▸ Stated goal:
Give all of the lines again, with nothing added or dropped.

▸ Data records:
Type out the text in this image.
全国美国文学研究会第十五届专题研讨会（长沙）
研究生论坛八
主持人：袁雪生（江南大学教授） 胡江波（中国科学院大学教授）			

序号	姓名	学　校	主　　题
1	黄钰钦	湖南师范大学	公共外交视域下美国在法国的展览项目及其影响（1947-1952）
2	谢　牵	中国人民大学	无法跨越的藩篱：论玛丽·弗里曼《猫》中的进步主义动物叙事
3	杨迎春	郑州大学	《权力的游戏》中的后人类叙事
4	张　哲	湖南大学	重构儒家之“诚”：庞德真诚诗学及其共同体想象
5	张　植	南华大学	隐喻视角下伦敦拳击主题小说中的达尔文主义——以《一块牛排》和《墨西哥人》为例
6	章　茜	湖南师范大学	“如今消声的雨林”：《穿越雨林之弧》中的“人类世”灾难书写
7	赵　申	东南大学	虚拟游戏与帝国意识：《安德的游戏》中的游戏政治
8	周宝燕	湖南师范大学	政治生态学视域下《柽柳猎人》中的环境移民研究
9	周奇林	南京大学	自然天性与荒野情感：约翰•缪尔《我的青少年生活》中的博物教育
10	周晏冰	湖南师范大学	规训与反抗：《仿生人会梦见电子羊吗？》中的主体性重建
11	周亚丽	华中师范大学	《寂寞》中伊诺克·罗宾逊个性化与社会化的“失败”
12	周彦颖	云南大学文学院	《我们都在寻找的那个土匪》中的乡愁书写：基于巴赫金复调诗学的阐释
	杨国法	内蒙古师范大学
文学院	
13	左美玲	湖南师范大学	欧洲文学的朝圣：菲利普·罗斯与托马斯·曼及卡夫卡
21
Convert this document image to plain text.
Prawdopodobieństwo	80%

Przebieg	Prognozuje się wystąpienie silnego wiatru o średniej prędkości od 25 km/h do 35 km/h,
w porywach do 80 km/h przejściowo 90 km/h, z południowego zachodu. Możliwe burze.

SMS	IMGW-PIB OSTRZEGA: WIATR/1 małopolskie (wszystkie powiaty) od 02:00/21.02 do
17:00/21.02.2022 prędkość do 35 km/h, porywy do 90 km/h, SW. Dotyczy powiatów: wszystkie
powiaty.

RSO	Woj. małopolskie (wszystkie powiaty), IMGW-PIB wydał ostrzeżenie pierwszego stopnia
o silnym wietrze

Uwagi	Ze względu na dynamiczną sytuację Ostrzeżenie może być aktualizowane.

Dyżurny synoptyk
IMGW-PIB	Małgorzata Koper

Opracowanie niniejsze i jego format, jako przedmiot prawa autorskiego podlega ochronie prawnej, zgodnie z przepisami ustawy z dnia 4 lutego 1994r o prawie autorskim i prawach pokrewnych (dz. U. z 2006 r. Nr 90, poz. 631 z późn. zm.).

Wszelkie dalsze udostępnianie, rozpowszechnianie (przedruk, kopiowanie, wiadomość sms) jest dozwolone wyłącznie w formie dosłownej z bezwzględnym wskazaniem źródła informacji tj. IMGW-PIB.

▸ Result for this exercise:
Type out the text in this image.
全国美国文学研究会第十五届专题研讨会（长沙）
研究生论坛八
主持人：袁雪生（江南大学教授） 胡江波（中国科学院大学教授）			

序号	姓名	学　校	主　　题
1	黄钰钦	湖南师范大学	公共外交视域下美国在法国的展览项目及其影响（1947-1952）
2	谢　牵	中国人民大学	无法跨越的藩篱：论玛丽·弗里曼《猫》中的进步主义动物叙事
3	杨迎春	郑州大学	《权力的游戏》中的后人类叙事
4	张　哲	湖南大学	重构儒家之“诚”：庞德真诚诗学及其共同体想象
5	张　植	南华大学	隐喻视角下伦敦拳击主题小说中的达尔文主义——以《一块牛排》和《墨西哥人》为例
6	章　茜	湖南师范大学	“如今消声的雨林”：《穿越雨林之弧》中的“人类世”灾难书写
7	赵　申	东南大学	虚拟游戏与帝国意识：《安德的游戏》中的游戏政治
8	周宝燕	湖南师范大学	政治生态学视域下《柽柳猎人》中的环境移民研究
9	周奇林	南京大学	自然天性与荒野情感：约翰•缪尔《我的青少年生活》中的博物教育
10	周晏冰	湖南师范大学	规训与反抗：《仿生人会梦见电子羊吗？》中的主体性重建
11	周亚丽	华中师范大学	《寂寞》中伊诺克·罗宾逊个性化与社会化的“失败”
12	周彦颖	云南大学文学院	《我们都在寻找的那个土匪》中的乡愁书写：基于巴赫金复调诗学的阐释
	杨国法	内蒙古师范大学
文学院	
13	左美玲	湖南师范大学	欧洲文学的朝圣：菲利普·罗斯与托马斯·曼及卡夫卡
21
Convert this document image to plain text.
Prawdopodobieństwo	80%

Przebieg	Prognozuje się wystąpienie silnego wiatru o średniej prędkości od 25 km/h do 35 km/h,
w porywach do 80 km/h przejściowo 90 km/h, z południowego zachodu. Możliwe burze.

SMS	IMGW-PIB OSTRZEGA: WIATR/1 małopolskie (wszystkie powiaty) od 02:00/21.02 do
17:00/21.02.2022 prędkość do 35 km/h, porywy do 90 km/h, SW. Dotyczy powiatów: wszystkie
powiaty.

RSO	Woj. małopolskie (wszystkie powiaty), IMGW-PIB wydał ostrzeżenie pierwszego stopnia
o silnym wietrze

Uwagi	Ze względu na dynamiczną sytuację Ostrzeżenie może być aktualizowane.

Dyżurny synoptyk
IMGW-PIB	Małgorzata Koper

Opracowanie niniejsze i jego format, jako przedmiot prawa autorskiego podlega ochronie prawnej, zgodnie z przepisami ustawy z dnia 4 lutego 1994r o prawie autorskim i prawach pokrewnych (dz. U. z 2006 r. Nr 90, poz. 631 z późn. zm.).

Wszelkie dalsze udostępnianie, rozpowszechnianie (przedruk, kopiowanie, wiadomość sms) jest dozwolone wyłącznie w formie dosłownej z bezwzględnym wskazaniem źródła informacji tj. IMGW-PIB.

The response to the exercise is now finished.